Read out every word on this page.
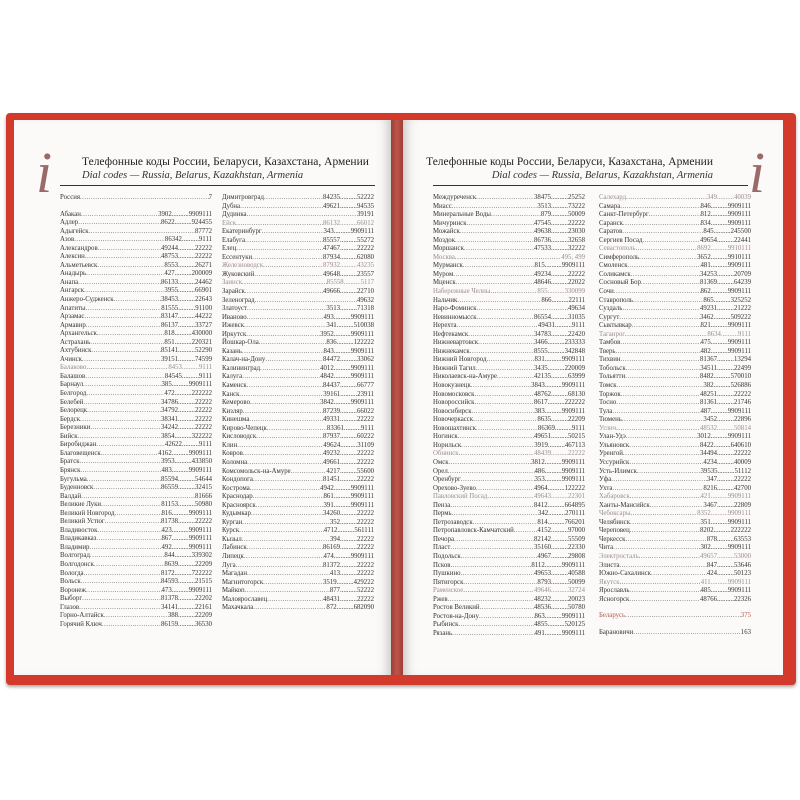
i	Телефонные коды России, Беларуси, Казахстана, Армении
Dial codes — Russia, Belarus, Kazakhstan, Armenia
Россия .....	7
Абакан .....	3902..........9909111
Адлер .....	8622..........924455
Адыгейск .....	87772
Азов .....	86342..........9111
Александров .....	49244..........22222
Алексин .....	48753..........22222
Альметьевск .....	8553..........26271
Анадырь .....	427..........200009
Анапа .....	86133..........24462
Ангарск .....	3955..........66901
Анжеро-Судженск .....	38453..........22643
Апатиты .....	81555..........91100
Арзамас .....	83147..........44222
Армавир .....	86137..........33727
Архангельск .....	818..........430000
Астрахань .....	851..........220321
Ахтубинск .....	85141..........52290
Ачинск .....	39151..........74599
Балаково .....	8453..........9111
Балашов .....	84545..........9111
Барнаул .....	385..........9909111
Белгород .....	472..........222222
Белебей .....	34786..........22222
Белорецк .....	34792..........22222
Бердск .....	38341..........22222
Березники .....	34242..........22222
Бийск .....	3854..........322222
Биробиджан .....	42622..........9111
Благовещенск .....	4162..........9909111
Братск .....	3953..........433850
Брянск .....	483..........9909111
Бугульма .....	85594..........54644
Буденновск .....	86559..........32415
Валдай .....	81666
Великие Луки .....	81153..........50980
Великий Новгород .....	816..........9909111
Великий Устюг .....	81738..........22222
Владивосток .....	423..........9909111
Владикавказ .....	867..........9909111
Владимир .....	492..........9909111
Волгоград .....	844..........339302
Волгодонск .....	8639..........22209
Вологда .....	8172..........722222
Вольск .....	84593..........21515
Воронеж .....	473..........9909111
Выборг .....	81378..........22202
Глазов .....	34141..........22161
Горно-Алтайск .....	388..........22209
Горячий Ключ .....	86159..........36530
Димитровград .....	84235..........52222
Дубна .....	49621..........94535
Дудинка .....	39191
Ейск .....	86132..........66012
Екатеринбург .....	343..........9909111
Елабуга .....	85557..........55272
Елец .....	47467..........22222
Ессентуки .....	87934..........62080
Железноводск .....	87932..........43235
Жуковский .....	49648..........23557
Заинск .....	85558..........5117
Зарайск .....	49666..........22710
Зеленоград .....	49632
Златоуст .....	3513..........71318
Иваново .....	493..........9909111
Ижевск .....	341..........510038
Иркутск .....	3952..........9909111
Йошкар-Ола .....	836..........122222
Казань .....	843..........9909111
Калач-на-Дону .....	84472..........33062
Калининград .....	4012..........9909111
Калуга .....	4842..........9909111
Каменск .....	84437..........66777
Канск .....	39161..........23911
Кемерово .....	3842..........9909111
Кизляр .....	87239..........66022
Кинешма .....	49331..........22222
Кирово-Чепецк .....	83361..........9111
Кисловодск .....	87937..........60222
Клин .....	49624..........31109
Ковров .....	49232..........22222
Коломна .....	49661..........22222
Комсомольск-на-Амуре .....	4217..........55600
Кондопога .....	81451..........22222
Кострома .....	4942..........9909111
Краснодар .....	861..........9909111
Красноярск .....	391..........9909111
Кудымкар .....	34260..........22222
Курган .....	352..........22222
Курск .....	4712..........561111
Кызыл .....	394..........22222
Лабинск .....	86169..........22222
Липецк .....	474..........9909111
Луга .....	81372..........22222
Магадан .....	413..........22222
Магнитогорск .....	3519..........429222
Майкоп .....	877..........52222
Малоярославец .....	48431..........22222
Махачкала .....	872..........682090
i
Телефонные коды России, Беларуси, Казахстана, Армении
Dial codes — Russia, Belarus, Kazakhstan, Armenia
Междуреченск .....	38475..........25252
Миасс .....	3513..........73222
Минеральные Воды .....	879..........50009
Мичуринск .....	47545..........22222
Можайск .....	49638..........23030
Моздок .....	86736..........32658
Моршанск .....	47533..........32222
Москва .....	495, 499
Мурманск .....	815..........9909111
Муром .....	49234..........22222
Мценск .....	48646..........22022
Набережные Челны .....	855..........330099
Нальчик .....	866..........22111
Наро-Фоминск .....	49634
Невинномысск .....	86554..........31035
Нерехта .....	49431..........9111
Нефтекамск .....	34783..........22420
Нижневартовск .....	3466..........233333
Нижнекамск .....	8555..........342848
Нижний Новгород .....	831..........9909111
Нижний Тагил .....	3435..........220009
Николаевск-на-Амуре .....	42135..........63999
Новокузнецк .....	3843..........9909111
Новомосковск .....	48762..........68130
Новороссийск .....	8617..........222222
Новосибирск .....	383..........9909111
Новочеркасск .....	8635..........22209
Новошахтинск .....	86369..........9111
Ногинск .....	49651..........50215
Норильск .....	3919..........467113
Обнинск .....	48439..........22222
Омск .....	3812..........9909111
Орел .....	486..........9909111
Оренбург .....	353..........9909111
Орехово-Зуево .....	4964..........122222
Павловский Посад .....	49643..........22301
Пенза .....	8412..........664895
Пермь .....	342..........270111
Петрозаводск .....	814..........766201
Петропавловск-Камчатский .....	4152..........97000
Печора .....	82142..........55509
Пласт .....	35160..........22330
Подольск .....	4967..........29808
Псков .....	8112..........9909111
Пушкино .....	49653..........40588
Пятигорск .....	8793..........50099
Раменское .....	49646..........32724
Ржев .....	48232..........20023
Ростов Великий .....	48536..........50780
Ростов-на-Дону .....	863..........9909111
Рыбинск .....	4855..........520125
Рязань .....	491..........9909111
Салехард .....	349..........40039
Самара .....	846..........9909111
Санкт-Петербург .....	812..........9909111
Саранск .....	834..........9909111
Саратов .....	845..........245500
Сергиев Посад .....	49654..........22441
Севастополь .....	8692..........9910111
Симферополь .....	3652..........9910111
Смоленск .....	481..........9909111
Соликамск .....	34253..........20709
Сосновый Бор .....	81369..........64239
Сочи .....	862..........9909111
Ставрополь .....	865..........325252
Суздаль .....	49231..........21222
Сургут .....	3462..........509222
Сыктывкар .....	821..........9909111
Таганрог .....	8634..........9111
Тамбов .....	475..........9909111
Тверь .....	482..........9909111
Тихвин .....	81367..........13294
Тобольск .....	34511..........22499
Тольятти .....	8482..........570010
Томск .....	382..........526886
Торжок .....	48251..........22222
Тосно .....	81361..........21746
Тула .....	487..........9909111
Тюмень .....	3452..........22896
Углич .....	48532..........50814
Улан-Удэ .....	3012..........9909111
Ульяновск .....	8422..........640610
Уренгой .....	34494..........22222
Уссурийск .....	4234..........40009
Усть-Илимск .....	39535..........51112
Уфа .....	347..........22222
Ухта .....	8216..........42700
Хабаровск .....	421..........9909111
Ханты-Мансийск .....	3467..........22809
Чебоксары .....	8352..........9909111
Челябинск .....	351..........9909111
Череповец .....	8202..........222222
Черкесск .....	878..........63553
Чита .....	302..........9909111
Электросталь .....	49657..........53000
Элиста .....	847..........53646
Южно-Сахалинск .....	424..........50123
Якутск .....	411..........9909111
Ярославль .....	485..........9909111
Ясногорск .....	48766..........22326
Беларусь .....	375
Барановичи .....	163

**Exercise requirements**
Output the records above exactly; leave out the pictures.

**Reply**
Read out every word on this page.
i	Телефонные коды России, Беларуси, Казахстана, Армении
Dial codes — Russia, Belarus, Kazakhstan, Armenia
Россия .....	7
Абакан .....	3902..........9909111
Адлер .....	8622..........924455
Адыгейск .....	87772
Азов .....	86342..........9111
Александров .....	49244..........22222
Алексин .....	48753..........22222
Альметьевск .....	8553..........26271
Анадырь .....	427..........200009
Анапа .....	86133..........24462
Ангарск .....	3955..........66901
Анжеро-Судженск .....	38453..........22643
Апатиты .....	81555..........91100
Арзамас .....	83147..........44222
Армавир .....	86137..........33727
Архангельск .....	818..........430000
Астрахань .....	851..........220321
Ахтубинск .....	85141..........52290
Ачинск .....	39151..........74599
Балаково .....	8453..........9111
Балашов .....	84545..........9111
Барнаул .....	385..........9909111
Белгород .....	472..........222222
Белебей .....	34786..........22222
Белорецк .....	34792..........22222
Бердск .....	38341..........22222
Березники .....	34242..........22222
Бийск .....	3854..........322222
Биробиджан .....	42622..........9111
Благовещенск .....	4162..........9909111
Братск .....	3953..........433850
Брянск .....	483..........9909111
Бугульма .....	85594..........54644
Буденновск .....	86559..........32415
Валдай .....	81666
Великие Луки .....	81153..........50980
Великий Новгород .....	816..........9909111
Великий Устюг .....	81738..........22222
Владивосток .....	423..........9909111
Владикавказ .....	867..........9909111
Владимир .....	492..........9909111
Волгоград .....	844..........339302
Волгодонск .....	8639..........22209
Вологда .....	8172..........722222
Вольск .....	84593..........21515
Воронеж .....	473..........9909111
Выборг .....	81378..........22202
Глазов .....	34141..........22161
Горно-Алтайск .....	388..........22209
Горячий Ключ .....	86159..........36530
Димитровград .....	84235..........52222
Дубна .....	49621..........94535
Дудинка .....	39191
Ейск .....	86132..........66012
Екатеринбург .....	343..........9909111
Елабуга .....	85557..........55272
Елец .....	47467..........22222
Ессентуки .....	87934..........62080
Железноводск .....	87932..........43235
Жуковский .....	49648..........23557
Заинск .....	85558..........5117
Зарайск .....	49666..........22710
Зеленоград .....	49632
Златоуст .....	3513..........71318
Иваново .....	493..........9909111
Ижевск .....	341..........510038
Иркутск .....	3952..........9909111
Йошкар-Ола .....	836..........122222
Казань .....	843..........9909111
Калач-на-Дону .....	84472..........33062
Калининград .....	4012..........9909111
Калуга .....	4842..........9909111
Каменск .....	84437..........66777
Канск .....	39161..........23911
Кемерово .....	3842..........9909111
Кизляр .....	87239..........66022
Кинешма .....	49331..........22222
Кирово-Чепецк .....	83361..........9111
Кисловодск .....	87937..........60222
Клин .....	49624..........31109
Ковров .....	49232..........22222
Коломна .....	49661..........22222
Комсомольск-на-Амуре .....	4217..........55600
Кондопога .....	81451..........22222
Кострома .....	4942..........9909111
Краснодар .....	861..........9909111
Красноярск .....	391..........9909111
Кудымкар .....	34260..........22222
Курган .....	352..........22222
Курск .....	4712..........561111
Кызыл .....	394..........22222
Лабинск .....	86169..........22222
Липецк .....	474..........9909111
Луга .....	81372..........22222
Магадан .....	413..........22222
Магнитогорск .....	3519..........429222
Майкоп .....	877..........52222
Малоярославец .....	48431..........22222
Махачкала .....	872..........682090
i
Телефонные коды России, Беларуси, Казахстана, Армении
Dial codes — Russia, Belarus, Kazakhstan, Armenia
Междуреченск .....	38475..........25252
Миасс .....	3513..........73222
Минеральные Воды .....	879..........50009
Мичуринск .....	47545..........22222
Можайск .....	49638..........23030
Моздок .....	86736..........32658
Моршанск .....	47533..........32222
Москва .....	495, 499
Мурманск .....	815..........9909111
Муром .....	49234..........22222
Мценск .....	48646..........22022
Набережные Челны .....	855..........330099
Нальчик .....	866..........22111
Наро-Фоминск .....	49634
Невинномысск .....	86554..........31035
Нерехта .....	49431..........9111
Нефтекамск .....	34783..........22420
Нижневартовск .....	3466..........233333
Нижнекамск .....	8555..........342848
Нижний Новгород .....	831..........9909111
Нижний Тагил .....	3435..........220009
Николаевск-на-Амуре .....	42135..........63999
Новокузнецк .....	3843..........9909111
Новомосковск .....	48762..........68130
Новороссийск .....	8617..........222222
Новосибирск .....	383..........9909111
Новочеркасск .....	8635..........22209
Новошахтинск .....	86369..........9111
Ногинск .....	49651..........50215
Норильск .....	3919..........467113
Обнинск .....	48439..........22222
Омск .....	3812..........9909111
Орел .....	486..........9909111
Оренбург .....	353..........9909111
Орехово-Зуево .....	4964..........122222
Павловский Посад .....	49643..........22301
Пенза .....	8412..........664895
Пермь .....	342..........270111
Петрозаводск .....	814..........766201
Петропавловск-Камчатский .....	4152..........97000
Печора .....	82142..........55509
Пласт .....	35160..........22330
Подольск .....	4967..........29808
Псков .....	8112..........9909111
Пушкино .....	49653..........40588
Пятигорск .....	8793..........50099
Раменское .....	49646..........32724
Ржев .....	48232..........20023
Ростов Великий .....	48536..........50780
Ростов-на-Дону .....	863..........9909111
Рыбинск .....	4855..........520125
Рязань .....	491..........9909111
Салехард .....	349..........40039
Самара .....	846..........9909111
Санкт-Петербург .....	812..........9909111
Саранск .....	834..........9909111
Саратов .....	845..........245500
Сергиев Посад .....	49654..........22441
Севастополь .....	8692..........9910111
Симферополь .....	3652..........9910111
Смоленск .....	481..........9909111
Соликамск .....	34253..........20709
Сосновый Бор .....	81369..........64239
Сочи .....	862..........9909111
Ставрополь .....	865..........325252
Суздаль .....	49231..........21222
Сургут .....	3462..........509222
Сыктывкар .....	821..........9909111
Таганрог .....	8634..........9111
Тамбов .....	475..........9909111
Тверь .....	482..........9909111
Тихвин .....	81367..........13294
Тобольск .....	34511..........22499
Тольятти .....	8482..........570010
Томск .....	382..........526886
Торжок .....	48251..........22222
Тосно .....	81361..........21746
Тула .....	487..........9909111
Тюмень .....	3452..........22896
Углич .....	48532..........50814
Улан-Удэ .....	3012..........9909111
Ульяновск .....	8422..........640610
Уренгой .....	34494..........22222
Уссурийск .....	4234..........40009
Усть-Илимск .....	39535..........51112
Уфа .....	347..........22222
Ухта .....	8216..........42700
Хабаровск .....	421..........9909111
Ханты-Мансийск .....	3467..........22809
Чебоксары .....	8352..........9909111
Челябинск .....	351..........9909111
Череповец .....	8202..........222222
Черкесск .....	878..........63553
Чита .....	302..........9909111
Электросталь .....	49657..........53000
Элиста .....	847..........53646
Южно-Сахалинск .....	424..........50123
Якутск .....	411..........9909111
Ярославль .....	485..........9909111
Ясногорск .....	48766..........22326
Беларусь .....	375
Барановичи .....	163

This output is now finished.